## Start INPUT RECORDS

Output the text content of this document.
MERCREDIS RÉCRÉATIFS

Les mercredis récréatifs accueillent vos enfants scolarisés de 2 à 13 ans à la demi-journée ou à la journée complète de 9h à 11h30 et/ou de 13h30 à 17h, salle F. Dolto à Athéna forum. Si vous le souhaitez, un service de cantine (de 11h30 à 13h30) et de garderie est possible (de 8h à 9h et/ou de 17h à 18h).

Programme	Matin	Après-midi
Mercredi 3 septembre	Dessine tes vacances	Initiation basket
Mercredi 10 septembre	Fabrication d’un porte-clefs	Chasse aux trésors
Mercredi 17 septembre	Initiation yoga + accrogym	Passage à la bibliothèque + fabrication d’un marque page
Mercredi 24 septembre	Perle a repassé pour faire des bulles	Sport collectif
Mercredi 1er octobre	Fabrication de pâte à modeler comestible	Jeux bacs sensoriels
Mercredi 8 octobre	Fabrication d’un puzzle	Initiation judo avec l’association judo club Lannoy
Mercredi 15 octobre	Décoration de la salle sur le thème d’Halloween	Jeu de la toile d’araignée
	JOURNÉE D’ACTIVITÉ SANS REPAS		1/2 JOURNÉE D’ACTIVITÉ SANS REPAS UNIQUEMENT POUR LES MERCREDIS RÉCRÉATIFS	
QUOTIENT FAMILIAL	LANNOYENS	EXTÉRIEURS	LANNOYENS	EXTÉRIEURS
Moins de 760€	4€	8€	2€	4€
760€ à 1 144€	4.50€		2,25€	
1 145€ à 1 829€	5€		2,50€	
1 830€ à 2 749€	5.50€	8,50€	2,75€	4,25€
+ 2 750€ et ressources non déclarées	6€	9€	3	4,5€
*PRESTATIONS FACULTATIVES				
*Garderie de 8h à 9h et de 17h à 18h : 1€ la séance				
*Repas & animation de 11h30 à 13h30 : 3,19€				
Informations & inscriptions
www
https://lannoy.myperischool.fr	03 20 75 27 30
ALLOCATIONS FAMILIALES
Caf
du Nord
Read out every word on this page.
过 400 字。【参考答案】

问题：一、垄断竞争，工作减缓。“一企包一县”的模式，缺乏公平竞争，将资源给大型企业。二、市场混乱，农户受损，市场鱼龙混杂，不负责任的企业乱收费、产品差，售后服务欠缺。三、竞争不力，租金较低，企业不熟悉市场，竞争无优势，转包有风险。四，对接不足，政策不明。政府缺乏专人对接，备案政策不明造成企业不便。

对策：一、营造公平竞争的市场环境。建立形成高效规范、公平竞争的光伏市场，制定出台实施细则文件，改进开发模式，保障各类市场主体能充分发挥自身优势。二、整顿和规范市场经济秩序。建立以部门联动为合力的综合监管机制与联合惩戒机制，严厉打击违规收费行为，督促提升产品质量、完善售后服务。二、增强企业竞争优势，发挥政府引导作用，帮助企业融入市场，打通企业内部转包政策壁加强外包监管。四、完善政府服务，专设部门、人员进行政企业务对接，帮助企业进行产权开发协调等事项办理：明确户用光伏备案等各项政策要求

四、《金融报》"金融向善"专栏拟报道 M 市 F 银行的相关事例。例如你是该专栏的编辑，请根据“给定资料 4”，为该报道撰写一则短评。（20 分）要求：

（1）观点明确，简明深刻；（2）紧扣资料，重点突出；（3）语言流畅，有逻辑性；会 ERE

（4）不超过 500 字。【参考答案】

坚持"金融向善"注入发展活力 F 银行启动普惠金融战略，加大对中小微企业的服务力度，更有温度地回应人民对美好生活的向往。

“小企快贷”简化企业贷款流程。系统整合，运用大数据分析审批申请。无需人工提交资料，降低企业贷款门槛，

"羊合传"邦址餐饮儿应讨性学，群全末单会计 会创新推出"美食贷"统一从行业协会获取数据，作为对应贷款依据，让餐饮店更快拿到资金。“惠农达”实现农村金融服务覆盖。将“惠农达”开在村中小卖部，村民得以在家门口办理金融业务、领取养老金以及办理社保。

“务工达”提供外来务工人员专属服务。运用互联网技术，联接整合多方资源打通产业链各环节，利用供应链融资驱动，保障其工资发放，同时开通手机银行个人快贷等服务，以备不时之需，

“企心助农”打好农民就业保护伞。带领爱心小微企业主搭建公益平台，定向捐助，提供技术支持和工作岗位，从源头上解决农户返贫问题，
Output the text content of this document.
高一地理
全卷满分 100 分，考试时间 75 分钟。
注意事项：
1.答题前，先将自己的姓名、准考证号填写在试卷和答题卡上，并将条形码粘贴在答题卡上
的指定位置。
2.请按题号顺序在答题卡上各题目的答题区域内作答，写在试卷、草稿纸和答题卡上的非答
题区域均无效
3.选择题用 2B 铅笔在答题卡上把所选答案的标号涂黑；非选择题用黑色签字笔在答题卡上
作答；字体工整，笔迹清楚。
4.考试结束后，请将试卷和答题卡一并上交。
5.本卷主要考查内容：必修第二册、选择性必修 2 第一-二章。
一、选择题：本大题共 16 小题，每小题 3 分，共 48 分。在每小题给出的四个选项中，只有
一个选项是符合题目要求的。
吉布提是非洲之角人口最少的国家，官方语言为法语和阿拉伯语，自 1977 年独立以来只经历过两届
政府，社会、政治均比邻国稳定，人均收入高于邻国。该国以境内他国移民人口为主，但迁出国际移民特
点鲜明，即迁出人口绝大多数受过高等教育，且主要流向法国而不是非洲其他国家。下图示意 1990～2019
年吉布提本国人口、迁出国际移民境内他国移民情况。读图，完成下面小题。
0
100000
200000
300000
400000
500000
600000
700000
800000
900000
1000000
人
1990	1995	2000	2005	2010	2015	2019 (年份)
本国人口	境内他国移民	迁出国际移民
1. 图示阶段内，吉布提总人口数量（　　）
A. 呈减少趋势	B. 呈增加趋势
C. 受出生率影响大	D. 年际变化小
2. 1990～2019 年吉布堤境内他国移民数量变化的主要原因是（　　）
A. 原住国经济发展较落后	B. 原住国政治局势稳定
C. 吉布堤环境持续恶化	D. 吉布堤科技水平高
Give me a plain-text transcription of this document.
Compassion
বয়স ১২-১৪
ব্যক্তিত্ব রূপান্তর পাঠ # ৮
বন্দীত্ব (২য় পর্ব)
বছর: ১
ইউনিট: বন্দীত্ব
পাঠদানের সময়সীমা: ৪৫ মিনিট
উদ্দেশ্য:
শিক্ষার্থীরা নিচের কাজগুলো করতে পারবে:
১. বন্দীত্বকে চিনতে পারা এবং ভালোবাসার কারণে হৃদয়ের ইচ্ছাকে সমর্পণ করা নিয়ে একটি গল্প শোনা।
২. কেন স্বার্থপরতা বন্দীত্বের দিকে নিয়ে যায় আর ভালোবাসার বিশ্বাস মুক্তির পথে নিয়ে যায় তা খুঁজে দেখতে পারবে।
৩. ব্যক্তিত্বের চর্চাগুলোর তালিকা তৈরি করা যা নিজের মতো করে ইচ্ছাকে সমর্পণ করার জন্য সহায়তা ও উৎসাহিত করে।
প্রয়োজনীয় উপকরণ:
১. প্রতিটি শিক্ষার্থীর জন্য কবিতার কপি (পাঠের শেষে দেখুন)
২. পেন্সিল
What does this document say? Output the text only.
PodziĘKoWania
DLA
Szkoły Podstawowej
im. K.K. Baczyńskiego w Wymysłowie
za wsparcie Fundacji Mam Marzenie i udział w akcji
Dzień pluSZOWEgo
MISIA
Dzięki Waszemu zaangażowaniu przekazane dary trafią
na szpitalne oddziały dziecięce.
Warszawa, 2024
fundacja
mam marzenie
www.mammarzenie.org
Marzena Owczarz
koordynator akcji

## End INPUT RECORDS

List all lines where "page" occurs.

(RIGHT ANSWER)
Mercredi 17 septembre	Initiation yoga + accrogym	Passage à la bibliothèque + fabrication d’un marque page
Read out every word on this page.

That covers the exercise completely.